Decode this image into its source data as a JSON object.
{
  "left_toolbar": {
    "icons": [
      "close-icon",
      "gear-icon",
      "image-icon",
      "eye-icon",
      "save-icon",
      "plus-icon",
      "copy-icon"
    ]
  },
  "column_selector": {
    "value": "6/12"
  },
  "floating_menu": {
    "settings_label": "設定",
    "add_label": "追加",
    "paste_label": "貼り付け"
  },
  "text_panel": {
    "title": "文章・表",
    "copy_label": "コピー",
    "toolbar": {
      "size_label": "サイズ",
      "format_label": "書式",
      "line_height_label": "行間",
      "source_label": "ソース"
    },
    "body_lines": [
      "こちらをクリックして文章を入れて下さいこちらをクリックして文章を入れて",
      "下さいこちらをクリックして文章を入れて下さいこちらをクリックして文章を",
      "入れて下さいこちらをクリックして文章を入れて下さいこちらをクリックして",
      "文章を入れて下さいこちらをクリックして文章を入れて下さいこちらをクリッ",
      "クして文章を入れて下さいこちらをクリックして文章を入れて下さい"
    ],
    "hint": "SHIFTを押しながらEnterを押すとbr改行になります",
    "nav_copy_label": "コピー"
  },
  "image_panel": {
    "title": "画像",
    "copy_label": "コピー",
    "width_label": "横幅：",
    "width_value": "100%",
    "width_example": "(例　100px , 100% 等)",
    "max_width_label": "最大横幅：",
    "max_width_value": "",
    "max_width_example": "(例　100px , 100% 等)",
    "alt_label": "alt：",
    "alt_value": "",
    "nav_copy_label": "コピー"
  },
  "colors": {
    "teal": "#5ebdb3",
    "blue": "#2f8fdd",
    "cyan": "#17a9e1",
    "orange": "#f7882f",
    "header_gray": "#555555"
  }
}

──────

▶ [WHAT YOU HAVE TO DO]:
Write out the records shown above, exactly as they appear.

▶ [RESULT]:
Decode this image into its source data as a JSON object.
{
  "left_toolbar": {
    "icons": [
      "close-icon",
      "gear-icon",
      "image-icon",
      "eye-icon",
      "save-icon",
      "plus-icon",
      "copy-icon"
    ]
  },
  "column_selector": {
    "value": "6/12"
  },
  "floating_menu": {
    "settings_label": "設定",
    "add_label": "追加",
    "paste_label": "貼り付け"
  },
  "text_panel": {
    "title": "文章・表",
    "copy_label": "コピー",
    "toolbar": {
      "size_label": "サイズ",
      "format_label": "書式",
      "line_height_label": "行間",
      "source_label": "ソース"
    },
    "body_lines": [
      "こちらをクリックして文章を入れて下さいこちらをクリックして文章を入れて",
      "下さいこちらをクリックして文章を入れて下さいこちらをクリックして文章を",
      "入れて下さいこちらをクリックして文章を入れて下さいこちらをクリックして",
      "文章を入れて下さいこちらをクリックして文章を入れて下さいこちらをクリッ",
      "クして文章を入れて下さいこちらをクリックして文章を入れて下さい"
    ],
    "hint": "SHIFTを押しながらEnterを押すとbr改行になります",
    "nav_copy_label": "コピー"
  },
  "image_panel": {
    "title": "画像",
    "copy_label": "コピー",
    "width_label": "横幅：",
    "width_value": "100%",
    "width_example": "(例　100px , 100% 等)",
    "max_width_label": "最大横幅：",
    "max_width_value": "",
    "max_width_example": "(例　100px , 100% 等)",
    "alt_label": "alt：",
    "alt_value": "",
    "nav_copy_label": "コピー"
  },
  "colors": {
    "teal": "#5ebdb3",
    "blue": "#2f8fdd",
    "cyan": "#17a9e1",
    "orange": "#f7882f",
    "header_gray": "#555555"
  }
}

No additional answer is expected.